PROBLEM REQUIREMENTS
Repeat all of the material below exactly as written, images excluded.

* * * * *

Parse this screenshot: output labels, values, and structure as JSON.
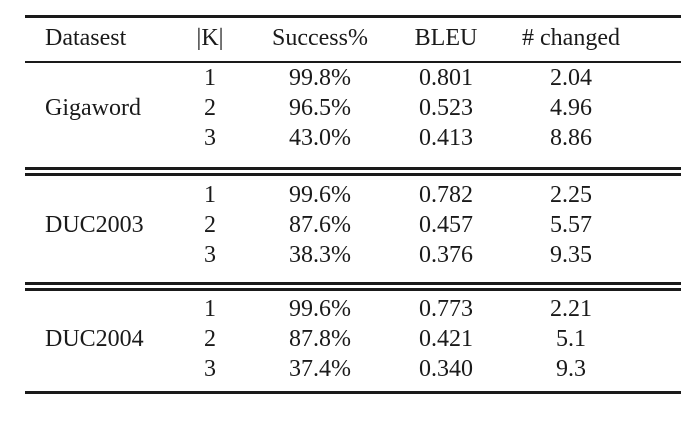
{
  "table": {
    "headers": {
      "dataset": "Datasest",
      "k": "|K|",
      "success": "Success%",
      "bleu": "BLEU",
      "changed": "# changed"
    },
    "groups": [
      {
        "dataset": "Gigaword",
        "rows": [
          {
            "k": "1",
            "success": "99.8%",
            "bleu": "0.801",
            "changed": "2.04"
          },
          {
            "k": "2",
            "success": "96.5%",
            "bleu": "0.523",
            "changed": "4.96"
          },
          {
            "k": "3",
            "success": "43.0%",
            "bleu": "0.413",
            "changed": "8.86"
          }
        ]
      },
      {
        "dataset": "DUC2003",
        "rows": [
          {
            "k": "1",
            "success": "99.6%",
            "bleu": "0.782",
            "changed": "2.25"
          },
          {
            "k": "2",
            "success": "87.6%",
            "bleu": "0.457",
            "changed": "5.57"
          },
          {
            "k": "3",
            "success": "38.3%",
            "bleu": "0.376",
            "changed": "9.35"
          }
        ]
      },
      {
        "dataset": "DUC2004",
        "rows": [
          {
            "k": "1",
            "success": "99.6%",
            "bleu": "0.773",
            "changed": "2.21"
          },
          {
            "k": "2",
            "success": "87.8%",
            "bleu": "0.421",
            "changed": "5.1"
          },
          {
            "k": "3",
            "success": "37.4%",
            "bleu": "0.340",
            "changed": "9.3"
          }
        ]
      }
    ]
  }
}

* * * * *

REPLY TO THE EXERCISE
Parse this screenshot: output labels, values, and structure as JSON.
{
  "table": {
    "headers": {
      "dataset": "Datasest",
      "k": "|K|",
      "success": "Success%",
      "bleu": "BLEU",
      "changed": "# changed"
    },
    "groups": [
      {
        "dataset": "Gigaword",
        "rows": [
          {
            "k": "1",
            "success": "99.8%",
            "bleu": "0.801",
            "changed": "2.04"
          },
          {
            "k": "2",
            "success": "96.5%",
            "bleu": "0.523",
            "changed": "4.96"
          },
          {
            "k": "3",
            "success": "43.0%",
            "bleu": "0.413",
            "changed": "8.86"
          }
        ]
      },
      {
        "dataset": "DUC2003",
        "rows": [
          {
            "k": "1",
            "success": "99.6%",
            "bleu": "0.782",
            "changed": "2.25"
          },
          {
            "k": "2",
            "success": "87.6%",
            "bleu": "0.457",
            "changed": "5.57"
          },
          {
            "k": "3",
            "success": "38.3%",
            "bleu": "0.376",
            "changed": "9.35"
          }
        ]
      },
      {
        "dataset": "DUC2004",
        "rows": [
          {
            "k": "1",
            "success": "99.6%",
            "bleu": "0.773",
            "changed": "2.21"
          },
          {
            "k": "2",
            "success": "87.8%",
            "bleu": "0.421",
            "changed": "5.1"
          },
          {
            "k": "3",
            "success": "37.4%",
            "bleu": "0.340",
            "changed": "9.3"
          }
        ]
      }
    ]
  }
}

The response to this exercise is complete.